**What to work on**
**A.** Copy the entries word for word, starting at their first line and ending at the line that contains "computer-icon bbox=[183, 746, 197, 763]".
**B.** Pick up the essay about parents at a children's sporting event and keep writing from where it stops.

Category Archives: "To thine own self be true"

Okay with Being Average

As I walked to the sports field on Saturday, my suede boots sinking deep into the water-logged grass, armed with an umbrella, as well as one-of-those-supposedly-life-changing-novels, that just isn’t, I mentally prepared for the often-less-than pleasant culture that emerges when parental egos converge at a children’s sporting event. I have a set of rules.

Rule one: Don’t talk unless talked to. This is not because I am trying to be mean or hostile or anti-social. It’s just at events like these, people are interested in telling about themselves or their children. So, to be honest, no one, on the whole, really wants to hear much about anyone else’s life. I find it is best just to listen. Rule two: Don’t brag about anything about your child…college plans, grades, AP or honors courses…and never mention any statistics or sports rankings. These are all topics that do not trade well in such social situations. In fact, such talk engenders that old keeping-up-with-the-Jones spirit. It awakens the inner demon of I-am-not-enough or I’m-not-doing-it-right.

I sit down on the bench, and of course, there is a mom bragging about her children. Quite loud. Quite unwarranted. But I know what’s eating her. I know that she does not mean to be so flagrantly self-promoting. I get her. It is her not-enoughness, like an evil puppeteer, manipulating her to say too much, because deep inside, she does not understand that she and her children, are rare and wonderful and unique, even if by our silly culture’s standards, they seem average, or as Star Testing cruelly hisses, below basic.

**Information supplied**
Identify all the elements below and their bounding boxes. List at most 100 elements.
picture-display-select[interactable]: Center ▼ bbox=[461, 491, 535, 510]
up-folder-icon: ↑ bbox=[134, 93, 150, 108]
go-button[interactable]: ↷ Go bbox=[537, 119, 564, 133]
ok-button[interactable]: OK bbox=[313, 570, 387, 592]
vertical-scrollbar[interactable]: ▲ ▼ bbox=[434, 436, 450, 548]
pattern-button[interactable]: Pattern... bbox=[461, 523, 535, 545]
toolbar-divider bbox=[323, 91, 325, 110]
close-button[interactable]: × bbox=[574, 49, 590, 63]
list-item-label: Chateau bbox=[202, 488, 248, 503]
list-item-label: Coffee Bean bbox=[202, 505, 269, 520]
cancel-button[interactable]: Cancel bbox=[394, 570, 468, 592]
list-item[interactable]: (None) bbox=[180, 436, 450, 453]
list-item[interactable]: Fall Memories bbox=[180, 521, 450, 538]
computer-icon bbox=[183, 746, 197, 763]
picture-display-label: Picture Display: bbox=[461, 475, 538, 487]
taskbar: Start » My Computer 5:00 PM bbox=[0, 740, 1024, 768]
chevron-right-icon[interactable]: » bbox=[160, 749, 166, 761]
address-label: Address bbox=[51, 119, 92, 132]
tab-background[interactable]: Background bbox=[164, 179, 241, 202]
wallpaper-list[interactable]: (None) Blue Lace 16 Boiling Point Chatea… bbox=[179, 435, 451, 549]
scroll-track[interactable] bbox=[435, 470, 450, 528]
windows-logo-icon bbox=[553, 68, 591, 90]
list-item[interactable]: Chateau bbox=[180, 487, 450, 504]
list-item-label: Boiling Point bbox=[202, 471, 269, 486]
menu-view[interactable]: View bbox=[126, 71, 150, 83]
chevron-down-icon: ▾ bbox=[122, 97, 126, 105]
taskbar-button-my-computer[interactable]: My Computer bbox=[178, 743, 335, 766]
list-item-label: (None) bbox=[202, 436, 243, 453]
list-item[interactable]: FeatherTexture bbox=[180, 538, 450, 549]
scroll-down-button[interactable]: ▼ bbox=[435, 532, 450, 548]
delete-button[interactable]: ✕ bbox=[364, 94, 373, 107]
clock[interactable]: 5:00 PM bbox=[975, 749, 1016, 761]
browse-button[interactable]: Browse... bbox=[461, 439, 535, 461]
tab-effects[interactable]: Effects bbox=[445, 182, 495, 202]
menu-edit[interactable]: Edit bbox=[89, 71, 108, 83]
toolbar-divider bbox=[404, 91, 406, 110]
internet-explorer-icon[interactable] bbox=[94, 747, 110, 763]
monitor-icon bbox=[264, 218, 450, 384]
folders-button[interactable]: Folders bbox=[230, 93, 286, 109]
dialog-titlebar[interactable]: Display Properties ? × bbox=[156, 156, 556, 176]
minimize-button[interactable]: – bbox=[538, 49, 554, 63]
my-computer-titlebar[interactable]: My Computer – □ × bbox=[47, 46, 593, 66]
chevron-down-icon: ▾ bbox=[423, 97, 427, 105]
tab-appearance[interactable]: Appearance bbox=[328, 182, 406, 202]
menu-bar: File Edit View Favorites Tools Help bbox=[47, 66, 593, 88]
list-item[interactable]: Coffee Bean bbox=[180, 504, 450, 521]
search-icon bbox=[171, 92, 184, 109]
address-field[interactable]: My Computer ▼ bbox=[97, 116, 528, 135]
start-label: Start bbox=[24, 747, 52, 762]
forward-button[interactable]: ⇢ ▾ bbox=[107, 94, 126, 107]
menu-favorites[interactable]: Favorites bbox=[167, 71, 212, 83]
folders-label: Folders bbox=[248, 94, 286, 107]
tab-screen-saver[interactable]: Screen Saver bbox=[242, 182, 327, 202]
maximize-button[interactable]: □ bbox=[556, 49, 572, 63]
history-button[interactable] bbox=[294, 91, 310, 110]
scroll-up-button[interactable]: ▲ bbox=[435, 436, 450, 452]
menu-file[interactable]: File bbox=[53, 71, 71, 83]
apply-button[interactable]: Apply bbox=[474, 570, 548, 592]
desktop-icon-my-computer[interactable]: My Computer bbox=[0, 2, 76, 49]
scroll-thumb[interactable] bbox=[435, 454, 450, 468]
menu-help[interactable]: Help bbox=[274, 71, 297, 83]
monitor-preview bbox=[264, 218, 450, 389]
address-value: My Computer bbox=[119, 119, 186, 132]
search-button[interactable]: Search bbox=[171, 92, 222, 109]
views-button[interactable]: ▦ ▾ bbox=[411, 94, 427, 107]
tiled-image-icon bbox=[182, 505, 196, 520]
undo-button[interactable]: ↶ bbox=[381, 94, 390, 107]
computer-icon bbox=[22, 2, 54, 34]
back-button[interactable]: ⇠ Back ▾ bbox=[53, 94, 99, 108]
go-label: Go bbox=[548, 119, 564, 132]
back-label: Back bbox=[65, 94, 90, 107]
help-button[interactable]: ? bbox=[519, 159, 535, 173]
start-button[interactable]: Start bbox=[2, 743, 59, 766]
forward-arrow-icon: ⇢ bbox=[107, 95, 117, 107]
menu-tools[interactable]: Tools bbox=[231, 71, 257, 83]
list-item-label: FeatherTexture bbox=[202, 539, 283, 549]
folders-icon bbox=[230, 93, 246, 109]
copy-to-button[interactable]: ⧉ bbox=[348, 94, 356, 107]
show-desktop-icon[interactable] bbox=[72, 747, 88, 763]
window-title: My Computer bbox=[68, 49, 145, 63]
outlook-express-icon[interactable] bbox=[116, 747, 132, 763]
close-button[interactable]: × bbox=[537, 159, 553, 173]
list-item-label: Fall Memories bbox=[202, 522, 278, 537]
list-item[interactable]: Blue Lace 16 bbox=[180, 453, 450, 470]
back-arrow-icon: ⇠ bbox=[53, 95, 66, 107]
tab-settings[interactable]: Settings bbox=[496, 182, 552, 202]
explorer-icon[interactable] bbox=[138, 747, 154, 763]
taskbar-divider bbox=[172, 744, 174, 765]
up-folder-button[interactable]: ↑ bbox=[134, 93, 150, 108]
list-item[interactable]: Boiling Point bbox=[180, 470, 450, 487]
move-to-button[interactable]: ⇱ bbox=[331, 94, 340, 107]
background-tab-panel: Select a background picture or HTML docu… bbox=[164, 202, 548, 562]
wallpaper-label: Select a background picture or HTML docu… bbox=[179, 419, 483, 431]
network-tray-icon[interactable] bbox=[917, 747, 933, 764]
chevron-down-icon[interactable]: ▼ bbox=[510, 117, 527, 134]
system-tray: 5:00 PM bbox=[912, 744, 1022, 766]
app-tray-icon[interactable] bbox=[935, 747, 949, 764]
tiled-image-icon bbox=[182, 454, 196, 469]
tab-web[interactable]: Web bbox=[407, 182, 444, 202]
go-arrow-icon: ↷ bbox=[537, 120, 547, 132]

**Answers for this exercise**
**A.**
Identify all the elements below and their bounding boxes. List at most 100 elements.
picture-display-select[interactable]: Center ▼ bbox=[461, 491, 535, 510]
up-folder-icon: ↑ bbox=[134, 93, 150, 108]
go-button[interactable]: ↷ Go bbox=[537, 119, 564, 133]
ok-button[interactable]: OK bbox=[313, 570, 387, 592]
vertical-scrollbar[interactable]: ▲ ▼ bbox=[434, 436, 450, 548]
pattern-button[interactable]: Pattern... bbox=[461, 523, 535, 545]
toolbar-divider bbox=[323, 91, 325, 110]
close-button[interactable]: × bbox=[574, 49, 590, 63]
list-item-label: Chateau bbox=[202, 488, 248, 503]
list-item-label: Coffee Bean bbox=[202, 505, 269, 520]
cancel-button[interactable]: Cancel bbox=[394, 570, 468, 592]
list-item[interactable]: (None) bbox=[180, 436, 450, 453]
list-item[interactable]: Fall Memories bbox=[180, 521, 450, 538]
computer-icon bbox=[183, 746, 197, 763]

**B.**
You know, my whole goal in writing this blog is to tear down all the man-made ideas that have diminished human beauty. It is not that straining for excellence and achievement are bad things. However, if the motive finds its origin in some kind of inferiority, it is always sick and wrong.

Doing your best because you feel a sense of glory, of being truly alive…now that is cool. Doing it because you think that if you try a little bit harder, you just might deserve to occupy a space on this planet, that will result in a vast and empty wasteland within. I think it is why you see people who literally fall apart when they have finally achieved some culturally induced goal. Everyone muses, “What happened? He or she had everything.”

You don’t have everything, unless you love your bumpy, less-than-average inner self.

And guess what?

Love and acceptance remarkably have the effect of growing greatness.

Remember… it is the gloriously mystical phoenix that rises from the ashes…not from the perfect SAT scores or perfectly managed stock portfolio.

So, on to rule number three: If I do find myself in a place where I have to talk, I always tell the truth… that it has been hard. We have often been stupid. That my children struggle…and then I tell how we have learned to be okay with being average.

And then I tell about grace.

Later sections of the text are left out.